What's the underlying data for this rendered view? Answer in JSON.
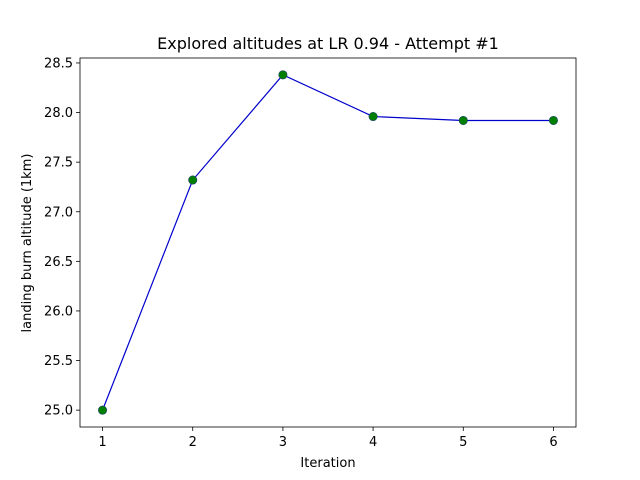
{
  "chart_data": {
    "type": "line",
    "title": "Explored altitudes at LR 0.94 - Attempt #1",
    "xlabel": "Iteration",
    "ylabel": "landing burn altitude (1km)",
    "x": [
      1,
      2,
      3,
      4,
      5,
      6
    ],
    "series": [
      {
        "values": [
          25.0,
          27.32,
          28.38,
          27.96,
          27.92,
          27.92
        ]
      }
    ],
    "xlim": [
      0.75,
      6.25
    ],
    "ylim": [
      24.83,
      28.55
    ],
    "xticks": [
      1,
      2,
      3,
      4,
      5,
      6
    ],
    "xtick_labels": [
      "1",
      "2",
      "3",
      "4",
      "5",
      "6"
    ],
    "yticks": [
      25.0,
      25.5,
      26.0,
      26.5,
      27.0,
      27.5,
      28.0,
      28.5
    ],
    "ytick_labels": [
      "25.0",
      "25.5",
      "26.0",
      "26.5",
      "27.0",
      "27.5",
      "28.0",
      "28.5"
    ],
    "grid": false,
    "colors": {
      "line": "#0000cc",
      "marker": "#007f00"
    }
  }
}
--*--
(Request):
Restate every record exactly, please; do not copy the pictures.

(Answer to this task):
What's the underlying data for this rendered view? Answer in JSON.
{
  "chart_data": {
    "type": "line",
    "title": "Explored altitudes at LR 0.94 - Attempt #1",
    "xlabel": "Iteration",
    "ylabel": "landing burn altitude (1km)",
    "x": [
      1,
      2,
      3,
      4,
      5,
      6
    ],
    "series": [
      {
        "values": [
          25.0,
          27.32,
          28.38,
          27.96,
          27.92,
          27.92
        ]
      }
    ],
    "xlim": [
      0.75,
      6.25
    ],
    "ylim": [
      24.83,
      28.55
    ],
    "xticks": [
      1,
      2,
      3,
      4,
      5,
      6
    ],
    "xtick_labels": [
      "1",
      "2",
      "3",
      "4",
      "5",
      "6"
    ],
    "yticks": [
      25.0,
      25.5,
      26.0,
      26.5,
      27.0,
      27.5,
      28.0,
      28.5
    ],
    "ytick_labels": [
      "25.0",
      "25.5",
      "26.0",
      "26.5",
      "27.0",
      "27.5",
      "28.0",
      "28.5"
    ],
    "grid": false,
    "colors": {
      "line": "#0000cc",
      "marker": "#007f00"
    }
  }
}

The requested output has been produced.